*BRIEF*.
Extract the records below word for word and ignore the images.

*DATA EXTRACT*.
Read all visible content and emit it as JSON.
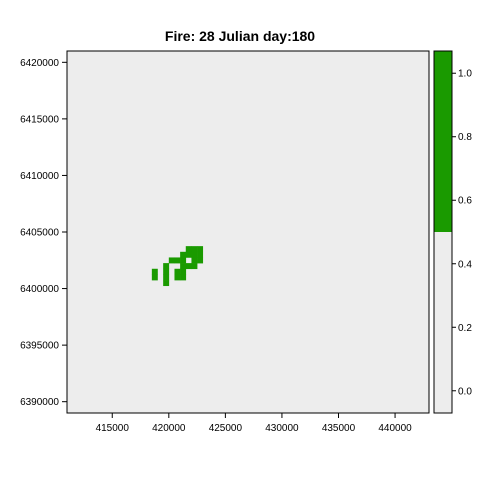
{
  "chart_data": {
    "type": "heatmap",
    "title": "Fire: 28   Julian day:180",
    "xlabel": "",
    "ylabel": "",
    "xlim": [
      411000,
      443000
    ],
    "ylim": [
      6389000,
      6421000
    ],
    "x_ticks": [
      415000,
      420000,
      425000,
      430000,
      435000,
      440000
    ],
    "y_ticks": [
      6390000,
      6395000,
      6400000,
      6405000,
      6410000,
      6415000,
      6420000
    ],
    "cell_size": 500,
    "background_value": 0,
    "burned_cells": [
      [
        421750,
        6403500
      ],
      [
        422250,
        6403500
      ],
      [
        422750,
        6403500
      ],
      [
        421250,
        6403000
      ],
      [
        421750,
        6403000
      ],
      [
        422250,
        6403000
      ],
      [
        422750,
        6403000
      ],
      [
        420250,
        6402500
      ],
      [
        420750,
        6402500
      ],
      [
        421250,
        6402500
      ],
      [
        422250,
        6402500
      ],
      [
        422750,
        6402500
      ],
      [
        419750,
        6402000
      ],
      [
        421250,
        6402000
      ],
      [
        421750,
        6402000
      ],
      [
        422250,
        6402000
      ],
      [
        418750,
        6401500
      ],
      [
        419750,
        6401500
      ],
      [
        420750,
        6401500
      ],
      [
        421250,
        6401500
      ],
      [
        418750,
        6401000
      ],
      [
        419750,
        6401000
      ],
      [
        420750,
        6401000
      ],
      [
        421250,
        6401000
      ],
      [
        419750,
        6400500
      ]
    ],
    "colorbar": {
      "ticks": [
        "0.0",
        "0.2",
        "0.4",
        "0.6",
        "0.8",
        "1.0"
      ],
      "range": [
        -0.07,
        1.07
      ],
      "split_value": 0.5,
      "low_color": "#ededed",
      "high_color": "#1a9a00"
    },
    "colors": {
      "background": "#ededed",
      "burned": "#1a9a00"
    }
  }
}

*WRITTEN REPLY*.
Read all visible content and emit it as JSON.
{
  "chart_data": {
    "type": "heatmap",
    "title": "Fire: 28   Julian day:180",
    "xlabel": "",
    "ylabel": "",
    "xlim": [
      411000,
      443000
    ],
    "ylim": [
      6389000,
      6421000
    ],
    "x_ticks": [
      415000,
      420000,
      425000,
      430000,
      435000,
      440000
    ],
    "y_ticks": [
      6390000,
      6395000,
      6400000,
      6405000,
      6410000,
      6415000,
      6420000
    ],
    "cell_size": 500,
    "background_value": 0,
    "burned_cells": [
      [
        421750,
        6403500
      ],
      [
        422250,
        6403500
      ],
      [
        422750,
        6403500
      ],
      [
        421250,
        6403000
      ],
      [
        421750,
        6403000
      ],
      [
        422250,
        6403000
      ],
      [
        422750,
        6403000
      ],
      [
        420250,
        6402500
      ],
      [
        420750,
        6402500
      ],
      [
        421250,
        6402500
      ],
      [
        422250,
        6402500
      ],
      [
        422750,
        6402500
      ],
      [
        419750,
        6402000
      ],
      [
        421250,
        6402000
      ],
      [
        421750,
        6402000
      ],
      [
        422250,
        6402000
      ],
      [
        418750,
        6401500
      ],
      [
        419750,
        6401500
      ],
      [
        420750,
        6401500
      ],
      [
        421250,
        6401500
      ],
      [
        418750,
        6401000
      ],
      [
        419750,
        6401000
      ],
      [
        420750,
        6401000
      ],
      [
        421250,
        6401000
      ],
      [
        419750,
        6400500
      ]
    ],
    "colorbar": {
      "ticks": [
        "0.0",
        "0.2",
        "0.4",
        "0.6",
        "0.8",
        "1.0"
      ],
      "range": [
        -0.07,
        1.07
      ],
      "split_value": 0.5,
      "low_color": "#ededed",
      "high_color": "#1a9a00"
    },
    "colors": {
      "background": "#ededed",
      "burned": "#1a9a00"
    }
  }
}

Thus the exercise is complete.